- Stored data entries:
----

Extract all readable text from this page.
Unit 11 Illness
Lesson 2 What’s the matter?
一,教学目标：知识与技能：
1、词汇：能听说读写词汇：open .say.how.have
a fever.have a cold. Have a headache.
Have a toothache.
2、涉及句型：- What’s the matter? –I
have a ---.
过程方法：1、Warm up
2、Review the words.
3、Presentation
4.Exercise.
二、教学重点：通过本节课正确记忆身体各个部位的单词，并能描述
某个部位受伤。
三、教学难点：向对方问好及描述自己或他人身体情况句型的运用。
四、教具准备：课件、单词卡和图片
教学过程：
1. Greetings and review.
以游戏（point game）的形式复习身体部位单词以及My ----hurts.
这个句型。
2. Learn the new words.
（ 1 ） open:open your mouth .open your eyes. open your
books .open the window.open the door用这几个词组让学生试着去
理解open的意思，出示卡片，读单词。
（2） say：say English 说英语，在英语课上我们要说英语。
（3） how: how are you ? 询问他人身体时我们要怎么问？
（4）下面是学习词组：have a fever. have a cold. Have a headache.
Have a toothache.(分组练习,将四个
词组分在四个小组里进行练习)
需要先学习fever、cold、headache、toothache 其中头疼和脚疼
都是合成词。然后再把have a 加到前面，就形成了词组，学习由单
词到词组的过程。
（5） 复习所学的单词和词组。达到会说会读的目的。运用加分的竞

----

Please copy out each record, character for character.

- Reply:
Extract all readable text from this page.
Unit 11 Illness
Lesson 2 What’s the matter?
一,教学目标：知识与技能：
1、词汇：能听说读写词汇：open .say.how.have
a fever.have a cold. Have a headache.
Have a toothache.
2、涉及句型：- What’s the matter? –I
have a ---.
过程方法：1、Warm up
2、Review the words.
3、Presentation
4.Exercise.
二、教学重点：通过本节课正确记忆身体各个部位的单词，并能描述
某个部位受伤。
三、教学难点：向对方问好及描述自己或他人身体情况句型的运用。
四、教具准备：课件、单词卡和图片
教学过程：
1. Greetings and review.
以游戏（point game）的形式复习身体部位单词以及My ----hurts.
这个句型。
2. Learn the new words.
（ 1 ） open:open your mouth .open your eyes. open your
books .open the window.open the door用这几个词组让学生试着去
理解open的意思，出示卡片，读单词。
（2） say：say English 说英语，在英语课上我们要说英语。
（3） how: how are you ? 询问他人身体时我们要怎么问？
（4）下面是学习词组：have a fever. have a cold. Have a headache.
Have a toothache.(分组练习,将四个
词组分在四个小组里进行练习)
需要先学习fever、cold、headache、toothache 其中头疼和脚疼
都是合成词。然后再把have a 加到前面，就形成了词组，学习由单
词到词组的过程。
（5） 复习所学的单词和词组。达到会说会读的目的。运用加分的竞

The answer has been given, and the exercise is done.